**What is asked:** Retype each line exactly. Skip images.

**Recorded information:**
+===+
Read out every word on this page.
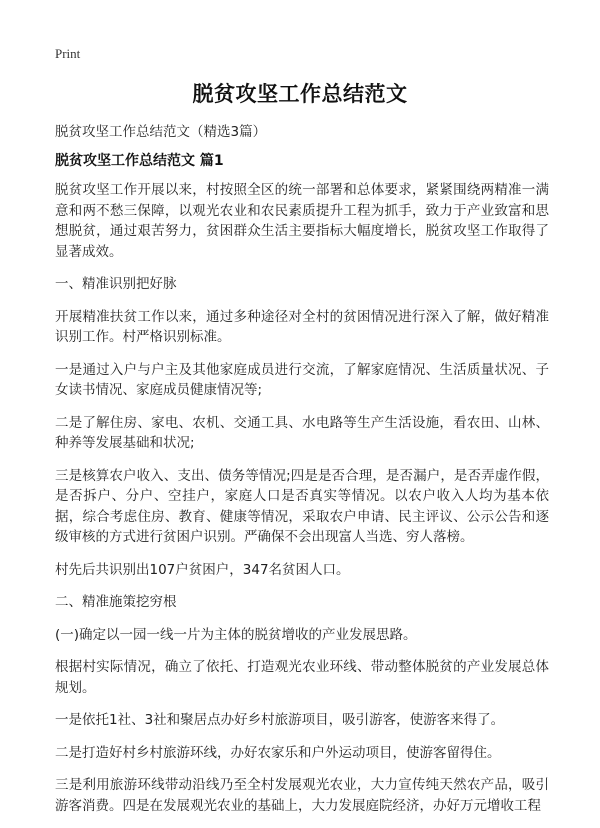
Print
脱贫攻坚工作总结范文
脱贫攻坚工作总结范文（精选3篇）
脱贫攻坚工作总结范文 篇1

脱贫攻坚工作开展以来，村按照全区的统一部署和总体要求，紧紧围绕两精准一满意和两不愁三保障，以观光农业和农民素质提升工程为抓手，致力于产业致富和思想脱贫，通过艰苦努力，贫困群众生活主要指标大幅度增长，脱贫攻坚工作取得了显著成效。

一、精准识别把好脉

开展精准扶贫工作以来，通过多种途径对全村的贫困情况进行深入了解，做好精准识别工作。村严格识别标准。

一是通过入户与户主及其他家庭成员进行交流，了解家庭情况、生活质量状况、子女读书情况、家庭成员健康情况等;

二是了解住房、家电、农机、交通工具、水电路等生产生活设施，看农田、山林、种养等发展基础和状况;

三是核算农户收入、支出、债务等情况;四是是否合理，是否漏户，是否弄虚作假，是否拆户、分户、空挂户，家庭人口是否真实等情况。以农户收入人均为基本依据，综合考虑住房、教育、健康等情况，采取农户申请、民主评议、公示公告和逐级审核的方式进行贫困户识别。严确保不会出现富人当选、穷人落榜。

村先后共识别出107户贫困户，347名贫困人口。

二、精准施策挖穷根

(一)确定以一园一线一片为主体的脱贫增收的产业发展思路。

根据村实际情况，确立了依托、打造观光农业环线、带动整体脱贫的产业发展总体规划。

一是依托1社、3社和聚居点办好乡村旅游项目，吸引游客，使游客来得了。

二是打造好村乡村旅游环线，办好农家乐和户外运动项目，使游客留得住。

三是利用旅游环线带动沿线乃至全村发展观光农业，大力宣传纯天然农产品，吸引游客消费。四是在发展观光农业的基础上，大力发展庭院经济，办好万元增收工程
+===+
**Complete output:**
Read out every word on this page.
Print
脱贫攻坚工作总结范文
脱贫攻坚工作总结范文（精选3篇）
脱贫攻坚工作总结范文 篇1

脱贫攻坚工作开展以来，村按照全区的统一部署和总体要求，紧紧围绕两精准一满意和两不愁三保障，以观光农业和农民素质提升工程为抓手，致力于产业致富和思想脱贫，通过艰苦努力，贫困群众生活主要指标大幅度增长，脱贫攻坚工作取得了显著成效。

一、精准识别把好脉

开展精准扶贫工作以来，通过多种途径对全村的贫困情况进行深入了解，做好精准识别工作。村严格识别标准。

一是通过入户与户主及其他家庭成员进行交流，了解家庭情况、生活质量状况、子女读书情况、家庭成员健康情况等;

二是了解住房、家电、农机、交通工具、水电路等生产生活设施，看农田、山林、种养等发展基础和状况;

三是核算农户收入、支出、债务等情况;四是是否合理，是否漏户，是否弄虚作假，是否拆户、分户、空挂户，家庭人口是否真实等情况。以农户收入人均为基本依据，综合考虑住房、教育、健康等情况，采取农户申请、民主评议、公示公告和逐级审核的方式进行贫困户识别。严确保不会出现富人当选、穷人落榜。

村先后共识别出107户贫困户，347名贫困人口。

二、精准施策挖穷根

(一)确定以一园一线一片为主体的脱贫增收的产业发展思路。

根据村实际情况，确立了依托、打造观光农业环线、带动整体脱贫的产业发展总体规划。

一是依托1社、3社和聚居点办好乡村旅游项目，吸引游客，使游客来得了。

二是打造好村乡村旅游环线，办好农家乐和户外运动项目，使游客留得住。

三是利用旅游环线带动沿线乃至全村发展观光农业，大力宣传纯天然农产品，吸引游客消费。四是在发展观光农业的基础上，大力发展庭院经济，办好万元增收工程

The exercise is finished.